Extracted material:
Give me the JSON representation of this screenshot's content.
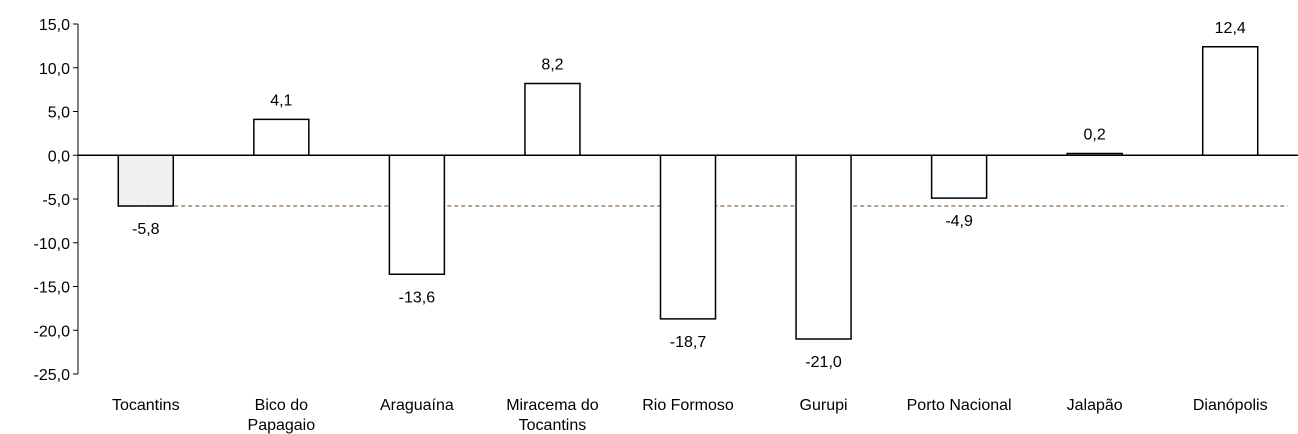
{
  "chart_data": {
    "type": "bar",
    "title": "",
    "xlabel": "",
    "ylabel": "",
    "ylim": [
      -25,
      15
    ],
    "yticks": [
      "15,0",
      "10,0",
      "5,0",
      "0,0",
      "-5,0",
      "-10,0",
      "-15,0",
      "-20,0",
      "-25,0"
    ],
    "ytick_values": [
      15,
      10,
      5,
      0,
      -5,
      -10,
      -15,
      -20,
      -25
    ],
    "grid": false,
    "legend": "none",
    "categories": [
      [
        "Tocantins"
      ],
      [
        "Bico do",
        "Papagaio"
      ],
      [
        "Araguaína"
      ],
      [
        "Miracema do",
        "Tocantins"
      ],
      [
        "Rio Formoso"
      ],
      [
        "Gurupi"
      ],
      [
        "Porto Nacional"
      ],
      [
        "Jalapão"
      ],
      [
        "Dianópolis"
      ]
    ],
    "values": [
      -5.8,
      4.1,
      -13.6,
      8.2,
      -18.7,
      -21.0,
      -4.9,
      0.2,
      12.4
    ],
    "value_labels": [
      "-5,8",
      "4,1",
      "-13,6",
      "8,2",
      "-18,7",
      "-21,0",
      "-4,9",
      "0,2",
      "12,4"
    ],
    "reference_line": {
      "value": -5.8,
      "style": "dashed"
    },
    "colors": {
      "highlight_fill": "#f0f0f0",
      "bar_fill": "#ffffff",
      "bar_stroke": "#000000",
      "reference_line": "#a08060"
    },
    "highlight_index": 0
  }
}
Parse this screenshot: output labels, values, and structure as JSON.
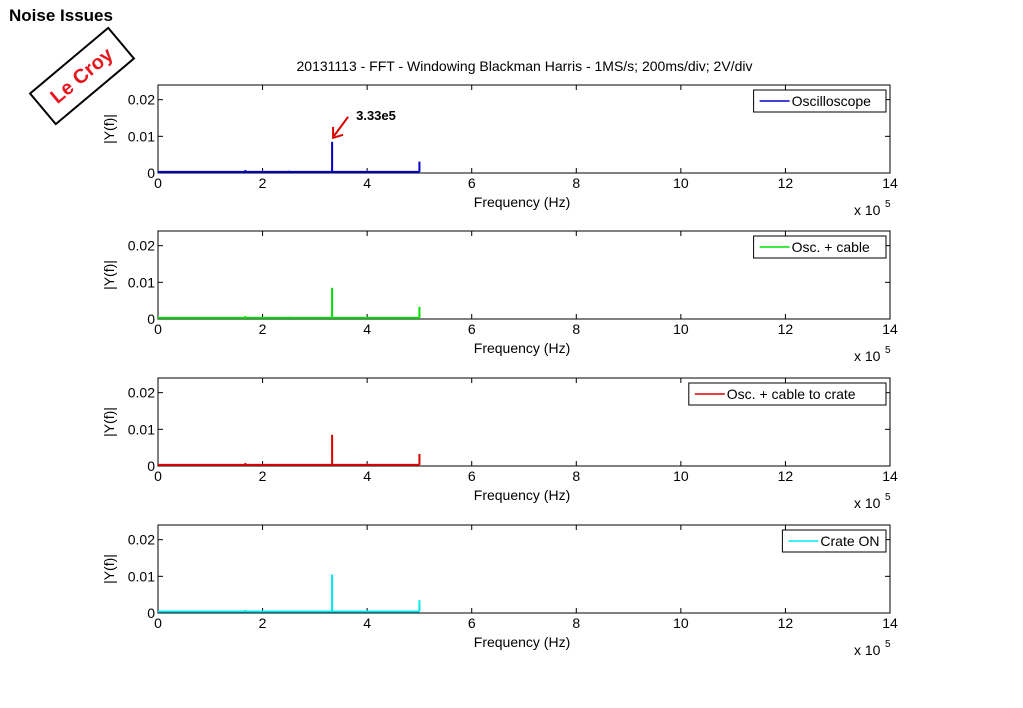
{
  "page": {
    "title": "Noise Issues",
    "stamp": "Le Croy"
  },
  "chart_data": {
    "type": "line",
    "title": "20131113 - FFT - Windowing Blackman Harris - 1MS/s; 200ms/div; 2V/div",
    "xlabel": "Frequency (Hz)",
    "ylabel": "|Y(f)|",
    "x_multiplier_label": "x 10",
    "x_multiplier_exponent": "5",
    "xlim": [
      0,
      14
    ],
    "ylim": [
      0,
      0.024
    ],
    "xticks": [
      0,
      2,
      4,
      6,
      8,
      10,
      12,
      14
    ],
    "yticks": [
      0,
      0.01,
      0.02
    ],
    "ytick_labels": [
      "0",
      "0.01",
      "0.02"
    ],
    "grid": false,
    "legend_position": "top-right",
    "annotation": {
      "text": "3.33e5",
      "x": 3.33,
      "y": 0.0085
    },
    "subplots": [
      {
        "name": "Oscilloscope",
        "color": "#0000c8",
        "baseline": 0.0003,
        "x_end": 5,
        "peaks": [
          {
            "x": 1.67,
            "y": 0.0008
          },
          {
            "x": 2.5,
            "y": 0.0006
          },
          {
            "x": 3.33,
            "y": 0.0085
          },
          {
            "x": 5.0,
            "y": 0.0031
          }
        ]
      },
      {
        "name": "Osc. + cable",
        "color": "#00e000",
        "baseline": 0.0003,
        "x_end": 5,
        "peaks": [
          {
            "x": 1.67,
            "y": 0.0008
          },
          {
            "x": 2.5,
            "y": 0.0006
          },
          {
            "x": 3.33,
            "y": 0.0085
          },
          {
            "x": 5.0,
            "y": 0.0033
          }
        ]
      },
      {
        "name": "Osc. + cable to crate",
        "color": "#dd0000",
        "baseline": 0.0003,
        "x_end": 5,
        "peaks": [
          {
            "x": 1.67,
            "y": 0.0008
          },
          {
            "x": 3.33,
            "y": 0.0085
          },
          {
            "x": 5.0,
            "y": 0.0033
          }
        ]
      },
      {
        "name": "Crate ON",
        "color": "#00e8f0",
        "baseline": 0.0004,
        "x_end": 5,
        "peaks": [
          {
            "x": 1.67,
            "y": 0.0008
          },
          {
            "x": 2.5,
            "y": 0.0006
          },
          {
            "x": 3.33,
            "y": 0.0105
          },
          {
            "x": 5.0,
            "y": 0.0035
          }
        ]
      }
    ]
  }
}
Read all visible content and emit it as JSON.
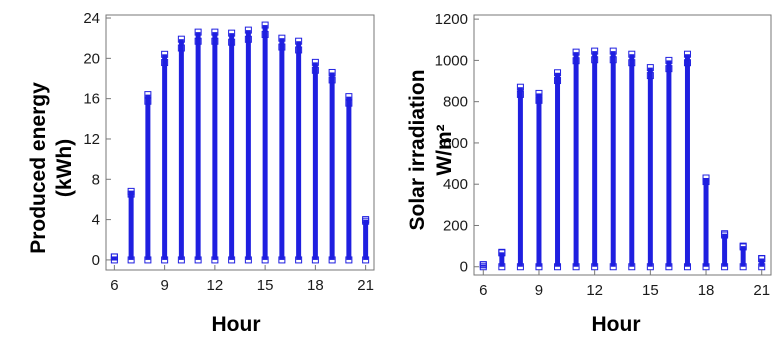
{
  "colors": {
    "marker": "#1f1fe0",
    "axis": "#777777",
    "text": "#000000"
  },
  "chart_data": [
    {
      "type": "scatter",
      "marker": "open-square",
      "xlabel": "Hour",
      "ylabel_lines": [
        "Produced energy",
        "(kWh)"
      ],
      "xlim": [
        5.5,
        21.5
      ],
      "ylim": [
        -1,
        24.3
      ],
      "xticks": [
        6,
        9,
        12,
        15,
        18,
        21
      ],
      "yticks": [
        0,
        4,
        8,
        12,
        16,
        20,
        24
      ],
      "columns": [
        {
          "hour": 6,
          "min": 0,
          "max": 0.3
        },
        {
          "hour": 7,
          "min": 0,
          "max": 6.8
        },
        {
          "hour": 8,
          "min": 0,
          "max": 16.4
        },
        {
          "hour": 9,
          "min": 0,
          "max": 20.4
        },
        {
          "hour": 10,
          "min": 0,
          "max": 21.9
        },
        {
          "hour": 11,
          "min": 0,
          "max": 22.6
        },
        {
          "hour": 12,
          "min": 0,
          "max": 22.6
        },
        {
          "hour": 13,
          "min": 0,
          "max": 22.5
        },
        {
          "hour": 14,
          "min": 0,
          "max": 22.8
        },
        {
          "hour": 15,
          "min": 0,
          "max": 23.3
        },
        {
          "hour": 16,
          "min": 0,
          "max": 22.0
        },
        {
          "hour": 17,
          "min": 0,
          "max": 21.7
        },
        {
          "hour": 18,
          "min": 0,
          "max": 19.6
        },
        {
          "hour": 19,
          "min": 0,
          "max": 18.6
        },
        {
          "hour": 20,
          "min": 0,
          "max": 16.2
        },
        {
          "hour": 21,
          "min": 0,
          "max": 4.0
        }
      ]
    },
    {
      "type": "scatter",
      "marker": "open-square",
      "xlabel": "Hour",
      "ylabel_lines": [
        "Solar irradiation",
        "W/m²"
      ],
      "xlim": [
        5.5,
        21.5
      ],
      "ylim": [
        -40,
        1220
      ],
      "xticks": [
        6,
        9,
        12,
        15,
        18,
        21
      ],
      "yticks": [
        0,
        200,
        400,
        600,
        800,
        1000,
        1200
      ],
      "columns": [
        {
          "hour": 6,
          "min": 0,
          "max": 10
        },
        {
          "hour": 7,
          "min": 0,
          "max": 70
        },
        {
          "hour": 8,
          "min": 0,
          "max": 870
        },
        {
          "hour": 9,
          "min": 0,
          "max": 840
        },
        {
          "hour": 10,
          "min": 0,
          "max": 940
        },
        {
          "hour": 11,
          "min": 0,
          "max": 1040
        },
        {
          "hour": 12,
          "min": 0,
          "max": 1045
        },
        {
          "hour": 13,
          "min": 0,
          "max": 1045
        },
        {
          "hour": 14,
          "min": 0,
          "max": 1030
        },
        {
          "hour": 15,
          "min": 0,
          "max": 965
        },
        {
          "hour": 16,
          "min": 0,
          "max": 1000
        },
        {
          "hour": 17,
          "min": 0,
          "max": 1030
        },
        {
          "hour": 18,
          "min": 0,
          "max": 430
        },
        {
          "hour": 19,
          "min": 0,
          "max": 160
        },
        {
          "hour": 20,
          "min": 0,
          "max": 100
        },
        {
          "hour": 21,
          "min": 0,
          "max": 40
        }
      ]
    }
  ]
}
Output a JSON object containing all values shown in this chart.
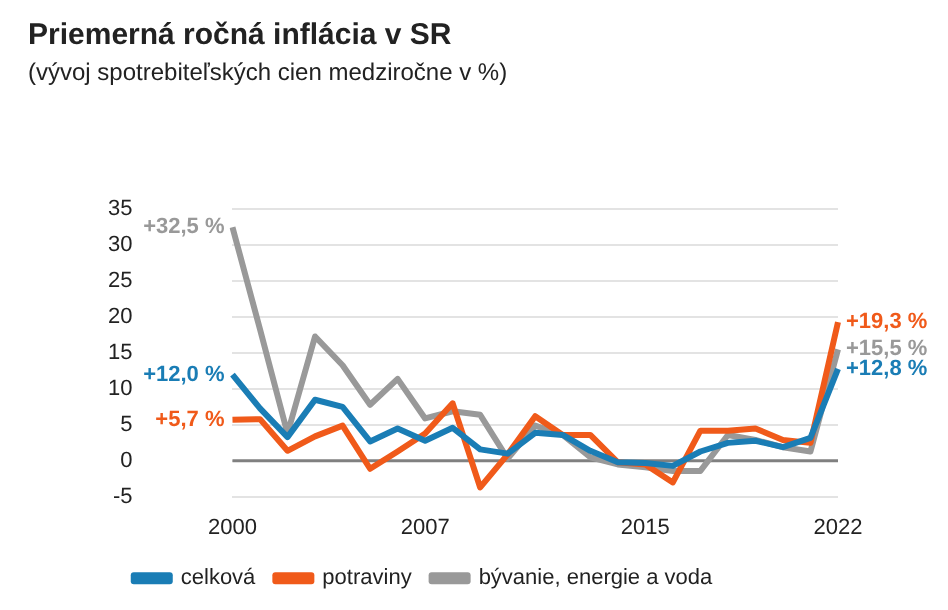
{
  "chart_data": {
    "type": "line",
    "title": "Priemerná ročná inflácia v SR",
    "subtitle": "(vývoj spotrebiteľských cien medziročne v %)",
    "categories": [
      "2000",
      null,
      null,
      null,
      null,
      null,
      null,
      "2007",
      null,
      null,
      null,
      null,
      null,
      null,
      null,
      "2015",
      null,
      null,
      null,
      null,
      null,
      null,
      "2022"
    ],
    "series": [
      {
        "name": "celková",
        "color": "#1a7db5",
        "values": [
          12.0,
          7.3,
          3.3,
          8.5,
          7.5,
          2.7,
          4.5,
          2.8,
          4.6,
          1.6,
          1.0,
          3.9,
          3.6,
          1.4,
          -0.2,
          -0.3,
          -0.7,
          1.3,
          2.5,
          2.8,
          1.9,
          3.2,
          12.8
        ]
      },
      {
        "name": "potraviny",
        "color": "#f05a1a",
        "values": [
          5.7,
          5.8,
          1.4,
          3.4,
          4.9,
          -1.1,
          1.3,
          3.8,
          8.0,
          -3.7,
          0.9,
          6.2,
          3.6,
          3.6,
          -0.2,
          -0.5,
          -3.0,
          4.2,
          4.2,
          4.5,
          2.9,
          2.5,
          19.3
        ]
      },
      {
        "name": "bývanie, energie a voda",
        "color": "#999999",
        "values": [
          32.5,
          18.3,
          3.8,
          17.3,
          13.3,
          7.8,
          11.4,
          5.9,
          6.9,
          6.4,
          0.3,
          4.9,
          3.6,
          0.5,
          -0.5,
          -0.9,
          -1.4,
          -1.4,
          3.6,
          2.9,
          1.9,
          1.3,
          15.5
        ]
      }
    ],
    "annotations": [
      {
        "text": "+32,5 %",
        "x": "2000",
        "y": 32.5
      },
      {
        "text": "+12,0 %",
        "x": "2000",
        "y": 12.0
      },
      {
        "text": "+5,7 %",
        "x": "2000",
        "y": 5.7
      },
      {
        "text": "+19,3 %",
        "x": "2022",
        "y": 19.3
      },
      {
        "text": "+15,5 %",
        "x": "2022",
        "y": 15.5
      },
      {
        "text": "+12,8 %",
        "x": "2022",
        "y": 12.8
      }
    ],
    "ylim": [
      -5,
      35
    ],
    "yticks": [
      -5,
      0,
      5,
      10,
      15,
      20,
      25,
      30,
      35
    ],
    "grid": "y",
    "legend": "bottom",
    "marker": "none",
    "line_style": "solid",
    "ref_lines": [
      {
        "axis": "y",
        "value": 0,
        "color": "#808080"
      }
    ]
  }
}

What you need to do: Identify the lines in the records above that contain the word "this", then state how many there are and nothing more.

Written solution: 3